#### Task
Set out the lines as a Markdown table with the columns Row and Line, numbering each row and omitting blank lines and pictures. Begin at the line that has "Localize all elements." and stop after the line that has "grid-line (649, 999, 652, 1055)".

#### Data records
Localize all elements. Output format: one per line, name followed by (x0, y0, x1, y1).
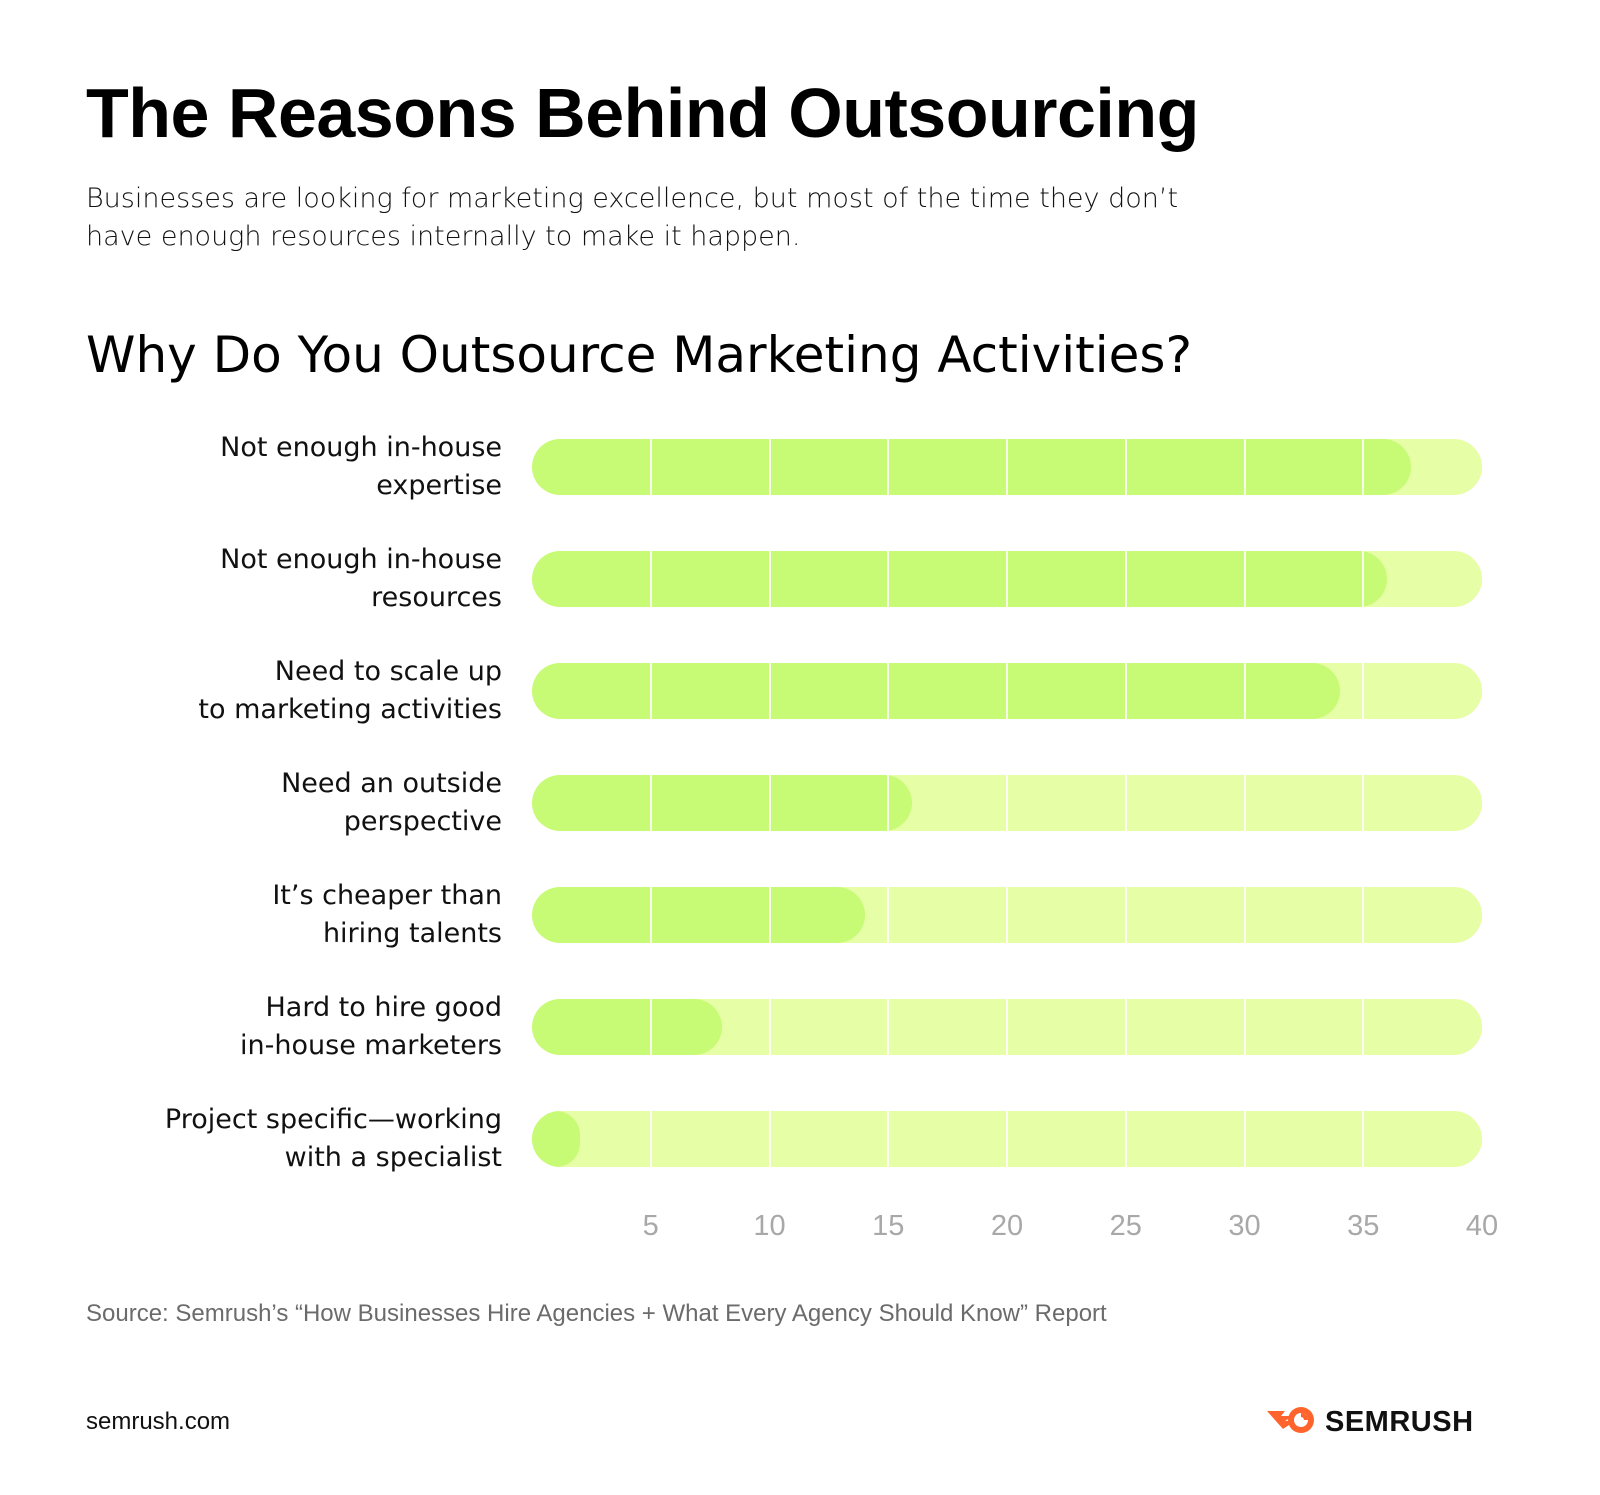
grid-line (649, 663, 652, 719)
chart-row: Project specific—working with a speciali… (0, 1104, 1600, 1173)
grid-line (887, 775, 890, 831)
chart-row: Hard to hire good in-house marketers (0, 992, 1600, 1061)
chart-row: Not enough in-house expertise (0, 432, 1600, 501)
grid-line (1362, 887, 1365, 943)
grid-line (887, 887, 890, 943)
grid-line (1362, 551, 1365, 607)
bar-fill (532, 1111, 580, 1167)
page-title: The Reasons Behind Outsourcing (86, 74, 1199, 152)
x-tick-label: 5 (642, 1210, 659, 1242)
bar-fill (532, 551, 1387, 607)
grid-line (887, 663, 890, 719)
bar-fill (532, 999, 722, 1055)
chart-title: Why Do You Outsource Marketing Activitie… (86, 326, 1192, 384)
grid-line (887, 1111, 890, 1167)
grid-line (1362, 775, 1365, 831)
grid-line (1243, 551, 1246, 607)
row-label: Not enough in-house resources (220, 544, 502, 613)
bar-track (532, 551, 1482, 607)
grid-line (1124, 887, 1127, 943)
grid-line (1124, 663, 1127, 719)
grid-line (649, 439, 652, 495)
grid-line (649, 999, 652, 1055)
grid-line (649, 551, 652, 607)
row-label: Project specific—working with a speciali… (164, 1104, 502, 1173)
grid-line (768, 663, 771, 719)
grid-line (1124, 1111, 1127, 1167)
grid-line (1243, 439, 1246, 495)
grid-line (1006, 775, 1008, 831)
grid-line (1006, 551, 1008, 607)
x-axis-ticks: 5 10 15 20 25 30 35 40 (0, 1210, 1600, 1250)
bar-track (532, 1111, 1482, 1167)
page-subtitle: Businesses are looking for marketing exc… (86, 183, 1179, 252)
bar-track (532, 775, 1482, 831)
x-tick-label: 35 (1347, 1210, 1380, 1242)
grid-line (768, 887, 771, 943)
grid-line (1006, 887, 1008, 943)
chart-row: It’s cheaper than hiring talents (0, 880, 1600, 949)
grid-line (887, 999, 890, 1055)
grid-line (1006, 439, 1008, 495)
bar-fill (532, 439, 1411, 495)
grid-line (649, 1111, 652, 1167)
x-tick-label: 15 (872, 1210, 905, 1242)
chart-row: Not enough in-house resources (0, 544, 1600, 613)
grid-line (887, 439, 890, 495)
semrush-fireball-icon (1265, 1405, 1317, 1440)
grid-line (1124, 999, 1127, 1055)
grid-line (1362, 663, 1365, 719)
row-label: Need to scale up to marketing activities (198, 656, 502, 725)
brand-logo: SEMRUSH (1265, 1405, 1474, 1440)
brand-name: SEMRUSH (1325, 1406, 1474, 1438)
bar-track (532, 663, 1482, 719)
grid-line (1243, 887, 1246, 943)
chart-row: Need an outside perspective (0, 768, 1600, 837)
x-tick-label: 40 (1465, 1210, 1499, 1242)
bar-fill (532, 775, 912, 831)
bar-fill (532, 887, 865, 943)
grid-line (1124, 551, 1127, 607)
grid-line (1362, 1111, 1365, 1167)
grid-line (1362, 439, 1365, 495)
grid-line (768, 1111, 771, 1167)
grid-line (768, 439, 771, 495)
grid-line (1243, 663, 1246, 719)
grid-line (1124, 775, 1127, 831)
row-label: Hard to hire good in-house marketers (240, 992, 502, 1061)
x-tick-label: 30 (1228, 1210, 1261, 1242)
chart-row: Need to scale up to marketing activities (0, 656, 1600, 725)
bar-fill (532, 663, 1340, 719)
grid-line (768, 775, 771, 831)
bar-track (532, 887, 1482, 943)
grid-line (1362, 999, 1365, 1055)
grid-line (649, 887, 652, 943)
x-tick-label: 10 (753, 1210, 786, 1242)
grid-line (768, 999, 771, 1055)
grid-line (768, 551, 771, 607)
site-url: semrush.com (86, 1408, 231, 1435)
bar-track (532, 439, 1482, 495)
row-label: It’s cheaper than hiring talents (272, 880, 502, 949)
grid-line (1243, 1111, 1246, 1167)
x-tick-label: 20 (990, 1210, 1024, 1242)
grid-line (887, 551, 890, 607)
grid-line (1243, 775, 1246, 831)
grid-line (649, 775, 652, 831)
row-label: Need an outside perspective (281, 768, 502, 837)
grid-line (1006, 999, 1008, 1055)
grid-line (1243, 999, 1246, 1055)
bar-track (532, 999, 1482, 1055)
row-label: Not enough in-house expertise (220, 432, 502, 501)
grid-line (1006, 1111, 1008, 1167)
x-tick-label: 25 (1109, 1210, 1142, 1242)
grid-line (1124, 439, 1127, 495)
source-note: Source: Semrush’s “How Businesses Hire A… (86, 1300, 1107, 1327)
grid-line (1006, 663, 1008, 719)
==
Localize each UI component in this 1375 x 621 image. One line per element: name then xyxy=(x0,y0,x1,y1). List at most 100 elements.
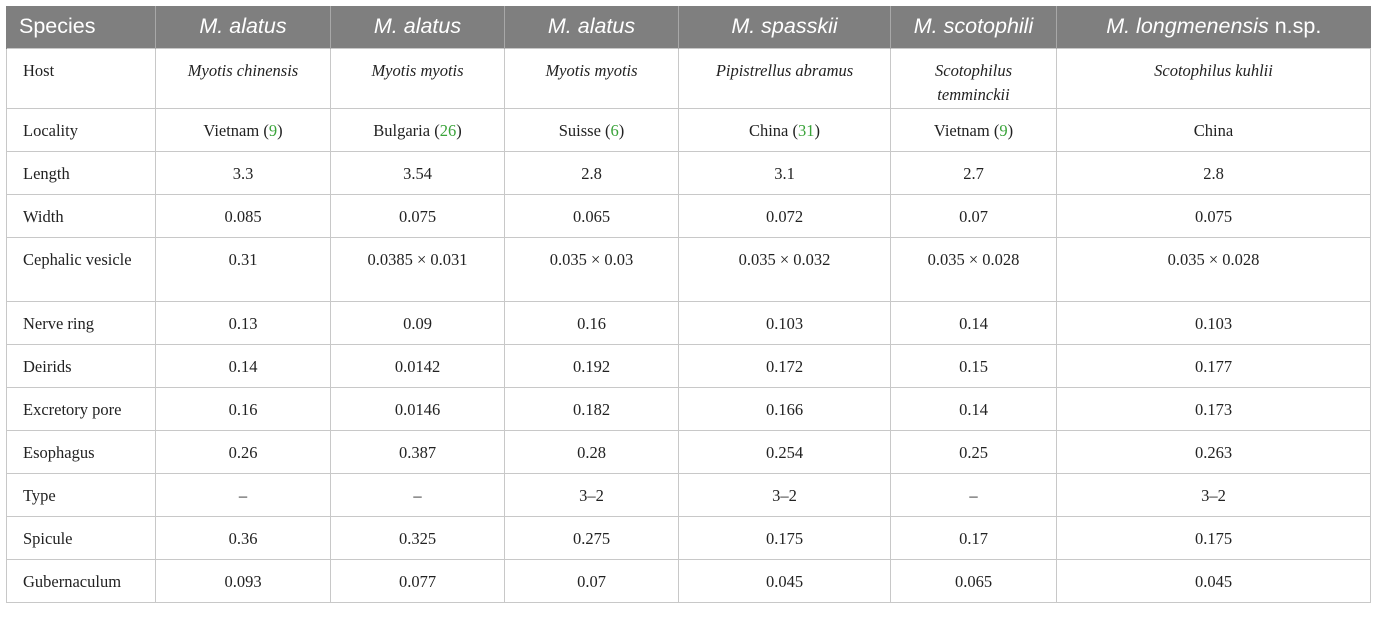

#### Exercise solution
| Row | Line |
|---|---|
| 1 | Localize all elements. Output format: one per line, name followed by (x0, y0, x1, y1). |
| 2 | grid-line (649, 663, 652, 719) |
| 3 | chart-row: Project specific—working with a speciali… (0, 1104, 1600, 1173) |
| 4 | grid-line (887, 775, 890, 831) |
| 5 | chart-row: Hard to hire good in-house marketers (0, 992, 1600, 1061) |
| 6 | chart-row: Not enough in-house expertise (0, 432, 1600, 501) |
| 7 | grid-line (1362, 887, 1365, 943) |
| 8 | grid-line (887, 887, 890, 943) |
| 9 | grid-line (1362, 551, 1365, 607) |
| 10 | bar-fill (532, 1111, 580, 1167) |
| 11 | page-title: The Reasons Behind Outsourcing (86, 74, 1199, 152) |
| 12 | x-tick-label: 5 (642, 1210, 659, 1242) |
| 13 | bar-fill (532, 551, 1387, 607) |
| 14 | grid-line (887, 663, 890, 719) |
| 15 | bar-fill (532, 999, 722, 1055) |
| 16 | chart-title: Why Do You Outsource Marketing Activitie… (86, 326, 1192, 384) |
| 17 | grid-line (887, 1111, 890, 1167) |
| 18 | grid-line (1362, 775, 1365, 831) |
| 19 | grid-line (1243, 551, 1246, 607) |
| 20 | row-label: Not enough in-house resources (220, 544, 502, 613) |
| 21 | bar-track (532, 551, 1482, 607) |
| 22 | grid-line (1124, 887, 1127, 943) |
| 23 | grid-line (1124, 663, 1127, 719) |
| 24 | grid-line (649, 439, 652, 495) |
| 25 | grid-line (649, 999, 652, 1055) |